◆ Your task: Using the listing below, please gather every line containing the word "Carson".

◆ Extracted records:
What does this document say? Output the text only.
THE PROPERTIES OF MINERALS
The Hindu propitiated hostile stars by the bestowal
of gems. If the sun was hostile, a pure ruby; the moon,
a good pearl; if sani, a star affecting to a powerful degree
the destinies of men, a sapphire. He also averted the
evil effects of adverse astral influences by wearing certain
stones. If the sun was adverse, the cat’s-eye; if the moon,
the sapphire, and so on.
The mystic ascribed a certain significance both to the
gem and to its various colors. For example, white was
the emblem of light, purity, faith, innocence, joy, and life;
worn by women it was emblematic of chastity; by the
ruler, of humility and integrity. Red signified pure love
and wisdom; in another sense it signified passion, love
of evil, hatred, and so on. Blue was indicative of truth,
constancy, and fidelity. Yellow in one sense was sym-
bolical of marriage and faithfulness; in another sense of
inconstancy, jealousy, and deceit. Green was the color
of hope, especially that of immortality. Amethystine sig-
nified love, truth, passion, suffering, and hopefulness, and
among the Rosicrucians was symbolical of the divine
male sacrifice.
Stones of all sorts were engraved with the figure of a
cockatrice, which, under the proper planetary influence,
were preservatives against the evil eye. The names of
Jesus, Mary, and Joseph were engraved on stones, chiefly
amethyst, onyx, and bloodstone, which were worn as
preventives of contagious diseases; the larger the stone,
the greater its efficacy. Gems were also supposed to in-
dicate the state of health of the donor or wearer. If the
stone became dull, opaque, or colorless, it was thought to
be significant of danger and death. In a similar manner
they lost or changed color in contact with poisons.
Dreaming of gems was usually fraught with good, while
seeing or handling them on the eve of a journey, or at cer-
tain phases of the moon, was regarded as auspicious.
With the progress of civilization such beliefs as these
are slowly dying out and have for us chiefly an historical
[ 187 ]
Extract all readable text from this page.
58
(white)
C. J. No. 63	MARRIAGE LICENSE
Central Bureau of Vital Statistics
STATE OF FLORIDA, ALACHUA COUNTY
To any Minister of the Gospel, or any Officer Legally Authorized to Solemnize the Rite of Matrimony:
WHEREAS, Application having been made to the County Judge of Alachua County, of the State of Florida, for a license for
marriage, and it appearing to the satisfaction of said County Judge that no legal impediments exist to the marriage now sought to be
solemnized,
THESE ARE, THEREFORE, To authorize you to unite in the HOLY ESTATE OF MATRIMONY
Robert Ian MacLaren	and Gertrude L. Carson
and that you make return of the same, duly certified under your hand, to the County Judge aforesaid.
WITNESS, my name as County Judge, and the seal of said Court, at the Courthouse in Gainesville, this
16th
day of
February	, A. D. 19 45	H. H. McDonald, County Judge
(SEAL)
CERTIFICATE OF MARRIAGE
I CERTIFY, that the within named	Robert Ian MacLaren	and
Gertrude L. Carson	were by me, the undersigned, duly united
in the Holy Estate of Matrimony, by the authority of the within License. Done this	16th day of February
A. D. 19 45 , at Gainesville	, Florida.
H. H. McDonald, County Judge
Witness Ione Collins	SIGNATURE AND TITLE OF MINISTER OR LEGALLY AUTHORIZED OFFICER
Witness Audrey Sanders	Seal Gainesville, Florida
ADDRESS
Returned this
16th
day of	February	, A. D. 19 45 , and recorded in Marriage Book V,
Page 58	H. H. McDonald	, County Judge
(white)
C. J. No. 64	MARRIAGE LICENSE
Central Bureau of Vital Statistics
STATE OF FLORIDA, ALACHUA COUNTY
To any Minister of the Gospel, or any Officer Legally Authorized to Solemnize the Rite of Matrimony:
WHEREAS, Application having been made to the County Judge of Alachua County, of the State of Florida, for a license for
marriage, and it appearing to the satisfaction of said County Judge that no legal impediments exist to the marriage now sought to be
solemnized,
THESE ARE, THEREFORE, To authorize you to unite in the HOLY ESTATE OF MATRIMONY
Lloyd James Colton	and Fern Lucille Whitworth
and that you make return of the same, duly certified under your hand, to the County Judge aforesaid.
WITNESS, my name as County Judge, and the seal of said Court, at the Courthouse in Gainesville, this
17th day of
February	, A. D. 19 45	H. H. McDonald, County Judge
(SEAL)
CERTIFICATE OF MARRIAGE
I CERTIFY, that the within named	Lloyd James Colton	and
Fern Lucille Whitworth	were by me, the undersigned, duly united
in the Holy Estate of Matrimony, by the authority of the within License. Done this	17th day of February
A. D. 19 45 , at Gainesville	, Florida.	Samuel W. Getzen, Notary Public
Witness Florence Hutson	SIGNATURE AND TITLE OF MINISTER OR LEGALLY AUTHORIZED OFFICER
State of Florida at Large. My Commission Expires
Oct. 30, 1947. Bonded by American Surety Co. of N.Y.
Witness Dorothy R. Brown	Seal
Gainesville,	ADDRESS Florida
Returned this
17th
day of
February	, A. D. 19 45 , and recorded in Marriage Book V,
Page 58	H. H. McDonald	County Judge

◆ Answer in full:
Robert Ian MacLaren	and Gertrude L. Carson
Gertrude L. Carson	were by me, the undersigned, duly united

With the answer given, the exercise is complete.